- What you have to do -
Consider the data that follows and state how many lines contain the string "costante", using the number alone.

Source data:
######

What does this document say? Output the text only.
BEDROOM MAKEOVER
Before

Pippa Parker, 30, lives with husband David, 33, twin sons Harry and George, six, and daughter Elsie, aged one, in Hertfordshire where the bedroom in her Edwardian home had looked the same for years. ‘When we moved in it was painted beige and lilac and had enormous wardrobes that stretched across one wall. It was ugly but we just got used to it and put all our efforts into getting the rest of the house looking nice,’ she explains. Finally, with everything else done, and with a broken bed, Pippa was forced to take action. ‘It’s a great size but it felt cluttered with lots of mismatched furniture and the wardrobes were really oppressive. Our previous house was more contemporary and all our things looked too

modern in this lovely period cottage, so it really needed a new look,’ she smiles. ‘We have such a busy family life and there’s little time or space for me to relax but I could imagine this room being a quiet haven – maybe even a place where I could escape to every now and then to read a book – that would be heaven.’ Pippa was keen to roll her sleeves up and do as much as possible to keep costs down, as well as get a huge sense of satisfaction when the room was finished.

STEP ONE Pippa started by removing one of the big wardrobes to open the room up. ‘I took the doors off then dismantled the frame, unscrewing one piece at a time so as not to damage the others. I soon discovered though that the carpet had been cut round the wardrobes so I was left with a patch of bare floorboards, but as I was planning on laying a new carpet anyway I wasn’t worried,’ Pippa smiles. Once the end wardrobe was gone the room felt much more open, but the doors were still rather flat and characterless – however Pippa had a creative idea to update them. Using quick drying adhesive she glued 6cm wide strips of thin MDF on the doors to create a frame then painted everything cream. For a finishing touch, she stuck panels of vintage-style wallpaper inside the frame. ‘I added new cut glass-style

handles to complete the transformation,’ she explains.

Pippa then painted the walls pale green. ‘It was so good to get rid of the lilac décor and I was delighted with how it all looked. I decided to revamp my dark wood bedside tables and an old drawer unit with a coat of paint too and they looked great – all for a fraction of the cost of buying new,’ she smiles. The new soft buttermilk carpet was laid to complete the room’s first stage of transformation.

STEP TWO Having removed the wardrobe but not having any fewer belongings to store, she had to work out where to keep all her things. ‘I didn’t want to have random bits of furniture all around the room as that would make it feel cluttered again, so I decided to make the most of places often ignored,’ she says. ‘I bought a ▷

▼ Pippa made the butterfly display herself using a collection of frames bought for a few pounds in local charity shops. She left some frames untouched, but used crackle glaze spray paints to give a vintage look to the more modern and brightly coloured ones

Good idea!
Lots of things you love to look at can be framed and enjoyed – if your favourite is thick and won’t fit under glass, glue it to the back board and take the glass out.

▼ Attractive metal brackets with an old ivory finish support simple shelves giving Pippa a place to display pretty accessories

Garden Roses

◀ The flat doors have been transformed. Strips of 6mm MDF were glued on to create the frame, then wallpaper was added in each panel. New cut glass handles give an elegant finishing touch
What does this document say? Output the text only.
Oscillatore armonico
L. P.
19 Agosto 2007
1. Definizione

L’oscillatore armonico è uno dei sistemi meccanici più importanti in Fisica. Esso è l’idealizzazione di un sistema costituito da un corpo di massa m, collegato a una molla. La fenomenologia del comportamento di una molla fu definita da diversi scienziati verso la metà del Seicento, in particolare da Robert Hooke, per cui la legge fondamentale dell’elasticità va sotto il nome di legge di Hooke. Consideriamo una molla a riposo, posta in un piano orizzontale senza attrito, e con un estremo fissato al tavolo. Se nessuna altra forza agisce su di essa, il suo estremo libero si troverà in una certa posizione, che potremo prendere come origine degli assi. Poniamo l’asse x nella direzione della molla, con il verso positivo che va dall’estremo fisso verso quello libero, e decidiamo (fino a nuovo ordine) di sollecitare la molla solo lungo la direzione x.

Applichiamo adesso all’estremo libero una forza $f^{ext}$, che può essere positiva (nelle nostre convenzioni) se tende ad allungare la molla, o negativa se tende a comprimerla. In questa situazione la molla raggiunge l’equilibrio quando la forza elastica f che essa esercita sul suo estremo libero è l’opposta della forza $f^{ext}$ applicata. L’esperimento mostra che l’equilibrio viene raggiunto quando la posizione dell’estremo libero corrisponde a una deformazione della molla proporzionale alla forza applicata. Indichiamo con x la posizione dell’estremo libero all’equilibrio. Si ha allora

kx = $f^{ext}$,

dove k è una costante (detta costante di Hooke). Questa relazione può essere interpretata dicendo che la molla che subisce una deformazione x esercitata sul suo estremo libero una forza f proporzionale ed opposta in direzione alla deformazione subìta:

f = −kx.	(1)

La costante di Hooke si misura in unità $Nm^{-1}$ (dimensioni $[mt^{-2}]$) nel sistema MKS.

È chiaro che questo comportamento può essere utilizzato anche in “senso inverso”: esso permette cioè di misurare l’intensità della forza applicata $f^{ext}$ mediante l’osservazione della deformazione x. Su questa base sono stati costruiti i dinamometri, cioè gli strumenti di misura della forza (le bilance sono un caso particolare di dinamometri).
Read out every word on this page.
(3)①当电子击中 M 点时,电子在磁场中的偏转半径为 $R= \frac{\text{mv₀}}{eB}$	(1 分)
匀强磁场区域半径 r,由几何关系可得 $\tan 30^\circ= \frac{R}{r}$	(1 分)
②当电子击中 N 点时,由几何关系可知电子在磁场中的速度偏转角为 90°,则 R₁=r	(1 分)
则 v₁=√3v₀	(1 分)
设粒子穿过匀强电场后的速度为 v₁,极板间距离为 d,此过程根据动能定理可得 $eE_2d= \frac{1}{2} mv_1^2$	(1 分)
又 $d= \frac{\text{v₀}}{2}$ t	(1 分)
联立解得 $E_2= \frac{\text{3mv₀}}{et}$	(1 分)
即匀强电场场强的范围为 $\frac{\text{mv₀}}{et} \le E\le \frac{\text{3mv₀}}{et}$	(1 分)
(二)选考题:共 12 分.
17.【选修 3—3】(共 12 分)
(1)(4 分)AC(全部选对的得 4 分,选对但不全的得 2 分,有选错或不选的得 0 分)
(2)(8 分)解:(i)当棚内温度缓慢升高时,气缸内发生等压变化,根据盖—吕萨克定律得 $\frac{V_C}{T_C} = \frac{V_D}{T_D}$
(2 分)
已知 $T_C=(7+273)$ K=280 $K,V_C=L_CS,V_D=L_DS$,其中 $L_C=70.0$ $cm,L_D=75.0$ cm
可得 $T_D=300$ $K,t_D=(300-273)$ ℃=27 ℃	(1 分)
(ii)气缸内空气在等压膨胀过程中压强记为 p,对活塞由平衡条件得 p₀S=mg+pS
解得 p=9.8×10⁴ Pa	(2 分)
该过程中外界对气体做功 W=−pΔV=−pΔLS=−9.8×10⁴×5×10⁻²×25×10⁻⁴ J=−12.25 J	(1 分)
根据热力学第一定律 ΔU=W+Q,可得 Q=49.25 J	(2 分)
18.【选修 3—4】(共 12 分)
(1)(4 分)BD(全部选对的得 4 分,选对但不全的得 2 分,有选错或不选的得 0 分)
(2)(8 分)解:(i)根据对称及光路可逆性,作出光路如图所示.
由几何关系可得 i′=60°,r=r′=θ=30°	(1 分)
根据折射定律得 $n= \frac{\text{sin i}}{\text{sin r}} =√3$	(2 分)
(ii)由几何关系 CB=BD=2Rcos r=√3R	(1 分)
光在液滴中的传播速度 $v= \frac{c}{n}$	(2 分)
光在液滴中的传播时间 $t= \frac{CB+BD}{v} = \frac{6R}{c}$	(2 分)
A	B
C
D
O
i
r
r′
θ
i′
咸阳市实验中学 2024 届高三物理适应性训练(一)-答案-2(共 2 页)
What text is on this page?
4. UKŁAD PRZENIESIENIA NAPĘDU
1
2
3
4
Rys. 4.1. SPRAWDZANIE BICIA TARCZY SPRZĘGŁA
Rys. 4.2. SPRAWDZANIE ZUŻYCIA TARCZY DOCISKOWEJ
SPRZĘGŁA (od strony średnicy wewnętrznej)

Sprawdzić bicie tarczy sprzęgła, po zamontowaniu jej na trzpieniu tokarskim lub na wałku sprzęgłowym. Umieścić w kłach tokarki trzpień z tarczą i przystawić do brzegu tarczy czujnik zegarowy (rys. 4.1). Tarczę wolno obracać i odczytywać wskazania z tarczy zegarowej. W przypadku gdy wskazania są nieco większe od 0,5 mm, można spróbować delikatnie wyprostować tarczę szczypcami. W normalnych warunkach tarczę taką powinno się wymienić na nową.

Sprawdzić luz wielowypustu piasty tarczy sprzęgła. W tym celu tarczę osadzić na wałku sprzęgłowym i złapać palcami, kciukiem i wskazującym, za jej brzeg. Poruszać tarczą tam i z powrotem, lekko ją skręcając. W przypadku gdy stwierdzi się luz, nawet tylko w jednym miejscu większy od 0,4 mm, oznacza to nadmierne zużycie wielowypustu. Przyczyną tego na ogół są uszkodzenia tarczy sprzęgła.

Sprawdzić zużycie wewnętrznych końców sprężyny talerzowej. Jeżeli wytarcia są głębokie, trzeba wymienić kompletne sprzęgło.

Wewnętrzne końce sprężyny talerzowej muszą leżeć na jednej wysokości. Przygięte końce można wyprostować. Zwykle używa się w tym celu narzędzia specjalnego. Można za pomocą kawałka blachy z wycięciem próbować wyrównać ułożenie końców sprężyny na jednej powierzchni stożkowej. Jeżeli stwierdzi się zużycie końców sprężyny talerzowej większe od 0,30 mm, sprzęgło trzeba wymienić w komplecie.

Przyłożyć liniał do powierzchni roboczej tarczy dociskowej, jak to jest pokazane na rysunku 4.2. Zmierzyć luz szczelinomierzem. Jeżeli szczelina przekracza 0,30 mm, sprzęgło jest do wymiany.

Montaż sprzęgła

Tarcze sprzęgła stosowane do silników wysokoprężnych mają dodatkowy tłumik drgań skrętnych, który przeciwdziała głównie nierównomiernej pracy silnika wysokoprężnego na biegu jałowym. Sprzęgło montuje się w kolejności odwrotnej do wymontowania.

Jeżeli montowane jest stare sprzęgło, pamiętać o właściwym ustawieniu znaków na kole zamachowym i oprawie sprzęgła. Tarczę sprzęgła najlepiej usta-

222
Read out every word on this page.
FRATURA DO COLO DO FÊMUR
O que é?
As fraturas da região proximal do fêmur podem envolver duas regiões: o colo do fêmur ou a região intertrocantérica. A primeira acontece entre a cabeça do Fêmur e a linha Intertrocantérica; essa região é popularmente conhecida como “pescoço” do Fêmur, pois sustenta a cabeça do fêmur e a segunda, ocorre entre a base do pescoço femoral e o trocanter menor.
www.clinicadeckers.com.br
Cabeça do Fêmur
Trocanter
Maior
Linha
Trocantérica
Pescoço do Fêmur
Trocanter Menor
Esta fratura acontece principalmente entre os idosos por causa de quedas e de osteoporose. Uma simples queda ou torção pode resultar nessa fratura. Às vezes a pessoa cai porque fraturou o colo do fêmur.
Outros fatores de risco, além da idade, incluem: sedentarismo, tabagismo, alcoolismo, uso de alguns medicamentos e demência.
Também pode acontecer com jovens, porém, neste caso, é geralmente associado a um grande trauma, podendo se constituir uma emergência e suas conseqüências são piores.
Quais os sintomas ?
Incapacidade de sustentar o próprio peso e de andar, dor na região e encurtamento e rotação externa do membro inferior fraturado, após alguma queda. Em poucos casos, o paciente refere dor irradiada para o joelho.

######

- Solution to this exercise -
2